Aim of the task: Put the records from the line with "Patent image size: (956, 751)." to the line with "The ball-rolling groove 42 is at (395, 488)." into a numbered list, leaving out any blank lines.
====
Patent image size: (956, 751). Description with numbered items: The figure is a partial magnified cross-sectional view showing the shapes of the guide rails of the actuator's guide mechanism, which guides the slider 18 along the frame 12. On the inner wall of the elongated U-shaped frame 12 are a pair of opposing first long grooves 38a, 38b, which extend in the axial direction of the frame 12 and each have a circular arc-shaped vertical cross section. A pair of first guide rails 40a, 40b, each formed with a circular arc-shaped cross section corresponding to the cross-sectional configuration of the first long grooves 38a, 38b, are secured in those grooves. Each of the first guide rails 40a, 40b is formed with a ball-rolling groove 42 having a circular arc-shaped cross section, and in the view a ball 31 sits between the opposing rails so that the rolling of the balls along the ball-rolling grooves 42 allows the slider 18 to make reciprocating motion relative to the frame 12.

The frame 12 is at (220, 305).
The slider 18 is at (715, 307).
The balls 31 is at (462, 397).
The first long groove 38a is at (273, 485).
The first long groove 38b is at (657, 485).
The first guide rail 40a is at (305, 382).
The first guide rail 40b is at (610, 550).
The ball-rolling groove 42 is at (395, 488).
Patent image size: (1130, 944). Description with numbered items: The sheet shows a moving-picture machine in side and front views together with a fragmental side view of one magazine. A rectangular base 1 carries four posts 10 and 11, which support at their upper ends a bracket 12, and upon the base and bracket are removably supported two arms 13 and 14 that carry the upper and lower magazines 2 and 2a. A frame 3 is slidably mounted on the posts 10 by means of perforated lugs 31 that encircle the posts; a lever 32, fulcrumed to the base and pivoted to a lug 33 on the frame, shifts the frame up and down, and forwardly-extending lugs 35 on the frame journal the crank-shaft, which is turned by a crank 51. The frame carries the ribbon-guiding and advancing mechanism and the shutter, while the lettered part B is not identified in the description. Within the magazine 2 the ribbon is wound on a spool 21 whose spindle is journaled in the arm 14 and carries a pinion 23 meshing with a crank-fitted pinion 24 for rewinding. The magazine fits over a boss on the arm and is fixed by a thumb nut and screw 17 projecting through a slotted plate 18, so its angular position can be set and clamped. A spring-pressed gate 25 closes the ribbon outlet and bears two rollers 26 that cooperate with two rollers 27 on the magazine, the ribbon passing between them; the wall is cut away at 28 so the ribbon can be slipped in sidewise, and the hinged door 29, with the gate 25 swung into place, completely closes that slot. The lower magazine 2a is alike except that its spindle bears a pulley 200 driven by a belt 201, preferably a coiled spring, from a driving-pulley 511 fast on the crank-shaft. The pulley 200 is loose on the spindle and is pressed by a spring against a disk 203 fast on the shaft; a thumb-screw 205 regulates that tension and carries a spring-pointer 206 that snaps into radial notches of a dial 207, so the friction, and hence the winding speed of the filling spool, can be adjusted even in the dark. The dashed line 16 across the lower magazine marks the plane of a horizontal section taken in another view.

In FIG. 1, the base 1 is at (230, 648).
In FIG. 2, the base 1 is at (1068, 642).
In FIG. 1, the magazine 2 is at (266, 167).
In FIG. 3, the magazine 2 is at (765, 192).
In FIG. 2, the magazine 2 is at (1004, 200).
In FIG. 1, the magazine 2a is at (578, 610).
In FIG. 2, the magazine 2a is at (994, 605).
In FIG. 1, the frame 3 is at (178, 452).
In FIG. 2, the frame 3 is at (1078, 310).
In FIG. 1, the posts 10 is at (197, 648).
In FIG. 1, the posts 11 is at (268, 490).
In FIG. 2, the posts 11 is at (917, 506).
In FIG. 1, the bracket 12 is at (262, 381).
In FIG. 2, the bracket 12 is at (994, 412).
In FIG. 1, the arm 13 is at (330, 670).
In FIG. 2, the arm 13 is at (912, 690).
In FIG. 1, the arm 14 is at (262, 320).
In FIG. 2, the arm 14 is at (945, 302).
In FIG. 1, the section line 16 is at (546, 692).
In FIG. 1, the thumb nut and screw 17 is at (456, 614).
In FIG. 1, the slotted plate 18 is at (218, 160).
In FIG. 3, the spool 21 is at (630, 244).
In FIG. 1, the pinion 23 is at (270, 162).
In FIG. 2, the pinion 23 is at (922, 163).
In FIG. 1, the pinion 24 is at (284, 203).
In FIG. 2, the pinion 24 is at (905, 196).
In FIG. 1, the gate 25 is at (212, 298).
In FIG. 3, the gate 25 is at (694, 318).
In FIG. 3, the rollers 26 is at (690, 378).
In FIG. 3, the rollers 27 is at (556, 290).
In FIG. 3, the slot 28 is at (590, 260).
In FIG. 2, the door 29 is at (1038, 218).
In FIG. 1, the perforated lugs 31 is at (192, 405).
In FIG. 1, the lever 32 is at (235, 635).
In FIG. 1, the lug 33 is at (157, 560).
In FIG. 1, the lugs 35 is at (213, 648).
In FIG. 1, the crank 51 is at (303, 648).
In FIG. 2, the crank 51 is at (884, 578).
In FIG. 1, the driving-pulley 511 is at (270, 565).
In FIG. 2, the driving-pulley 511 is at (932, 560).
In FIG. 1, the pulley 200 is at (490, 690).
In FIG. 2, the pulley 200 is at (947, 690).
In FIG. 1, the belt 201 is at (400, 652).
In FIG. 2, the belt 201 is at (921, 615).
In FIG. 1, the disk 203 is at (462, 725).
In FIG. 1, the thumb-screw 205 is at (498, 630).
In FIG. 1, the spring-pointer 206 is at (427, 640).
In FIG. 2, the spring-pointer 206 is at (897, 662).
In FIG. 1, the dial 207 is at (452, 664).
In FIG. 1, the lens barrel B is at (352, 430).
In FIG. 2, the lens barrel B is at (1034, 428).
====
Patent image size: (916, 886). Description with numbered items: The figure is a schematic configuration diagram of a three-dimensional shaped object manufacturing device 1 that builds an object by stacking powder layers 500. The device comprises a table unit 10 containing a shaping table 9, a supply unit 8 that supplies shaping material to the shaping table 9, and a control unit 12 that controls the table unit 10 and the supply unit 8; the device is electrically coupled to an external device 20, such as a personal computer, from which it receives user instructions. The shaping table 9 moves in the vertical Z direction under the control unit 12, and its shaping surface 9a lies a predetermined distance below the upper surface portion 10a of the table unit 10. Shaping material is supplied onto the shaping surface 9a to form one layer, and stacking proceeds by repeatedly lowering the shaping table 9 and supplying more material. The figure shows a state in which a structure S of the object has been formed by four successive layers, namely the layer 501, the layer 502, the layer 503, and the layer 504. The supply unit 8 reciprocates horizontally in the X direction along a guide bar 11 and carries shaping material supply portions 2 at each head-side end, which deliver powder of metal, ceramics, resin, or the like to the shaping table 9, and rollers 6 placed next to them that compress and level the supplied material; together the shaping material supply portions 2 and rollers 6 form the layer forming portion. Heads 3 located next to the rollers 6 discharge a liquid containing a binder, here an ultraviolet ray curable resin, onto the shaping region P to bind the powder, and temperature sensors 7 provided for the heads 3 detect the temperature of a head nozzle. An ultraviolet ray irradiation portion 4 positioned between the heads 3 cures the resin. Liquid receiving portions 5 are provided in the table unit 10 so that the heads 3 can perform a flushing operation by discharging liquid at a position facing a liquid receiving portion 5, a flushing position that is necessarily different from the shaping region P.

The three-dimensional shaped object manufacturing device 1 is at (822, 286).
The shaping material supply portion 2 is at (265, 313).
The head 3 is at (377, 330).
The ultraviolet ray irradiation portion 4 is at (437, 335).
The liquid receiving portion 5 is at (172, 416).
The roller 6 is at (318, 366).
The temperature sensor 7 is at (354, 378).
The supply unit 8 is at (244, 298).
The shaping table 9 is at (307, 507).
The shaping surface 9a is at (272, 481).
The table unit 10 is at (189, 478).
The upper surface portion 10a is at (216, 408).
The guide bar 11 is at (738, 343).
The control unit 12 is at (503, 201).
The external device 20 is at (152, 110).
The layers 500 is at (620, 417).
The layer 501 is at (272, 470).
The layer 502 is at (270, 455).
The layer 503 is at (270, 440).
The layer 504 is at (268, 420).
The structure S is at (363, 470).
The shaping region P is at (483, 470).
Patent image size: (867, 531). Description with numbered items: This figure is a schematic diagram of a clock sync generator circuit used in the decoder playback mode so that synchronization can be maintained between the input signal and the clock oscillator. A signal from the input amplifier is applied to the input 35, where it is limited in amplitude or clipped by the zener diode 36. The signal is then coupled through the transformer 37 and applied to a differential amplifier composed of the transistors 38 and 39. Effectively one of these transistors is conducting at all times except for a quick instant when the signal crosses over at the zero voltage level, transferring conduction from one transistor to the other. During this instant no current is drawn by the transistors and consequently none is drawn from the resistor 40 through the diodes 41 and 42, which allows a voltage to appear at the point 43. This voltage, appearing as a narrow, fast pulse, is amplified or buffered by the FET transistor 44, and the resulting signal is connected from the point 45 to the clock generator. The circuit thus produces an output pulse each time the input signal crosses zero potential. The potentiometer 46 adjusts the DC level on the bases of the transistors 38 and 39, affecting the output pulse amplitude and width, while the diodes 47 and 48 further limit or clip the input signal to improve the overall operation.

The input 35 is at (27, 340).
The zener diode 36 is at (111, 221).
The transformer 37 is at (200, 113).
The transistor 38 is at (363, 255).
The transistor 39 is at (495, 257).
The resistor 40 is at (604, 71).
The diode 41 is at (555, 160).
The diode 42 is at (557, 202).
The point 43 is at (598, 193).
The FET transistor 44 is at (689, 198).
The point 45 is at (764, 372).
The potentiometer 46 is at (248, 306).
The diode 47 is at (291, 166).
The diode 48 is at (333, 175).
====
Finished answer:
1. Patent image size: (956, 751). Description with numbered items: The figure is a partial magnified cross-sectional view showing the shapes of the guide rails of the actuator's guide mechanism, which guides the slider 18 along the frame 12. On the inner wall of the elongated U-shaped frame 12 are a pair of opposing first long grooves 38a, 38b, which extend in the axial direction of the frame 12 and each have a circular arc-shaped vertical cross section. A pair of first guide rails 40a, 40b, each formed with a circular arc-shaped cross section corresponding to the cross-sectional configuration of the first long grooves 38a, 38b, are secured in those grooves. Each of the first guide rails 40a, 40b is formed with a ball-rolling groove 42 having a circular arc-shaped cross section, and in the view a ball 31 sits between the opposing rails so that the rolling of the balls along the ball-rolling grooves 42 allows the slider 18 to make reciprocating motion relative to the frame 12.
2. The frame 12 is at (220, 305).
3. The slider 18 is at (715, 307).
4. The balls 31 is at (462, 397).
5. The first long groove 38a is at (273, 485).
6. The first long groove 38b is at (657, 485).
7. The first guide rail 40a is at (305, 382).
8. The first guide rail 40b is at (610, 550).
9. The ball-rolling groove 42 is at (395, 488).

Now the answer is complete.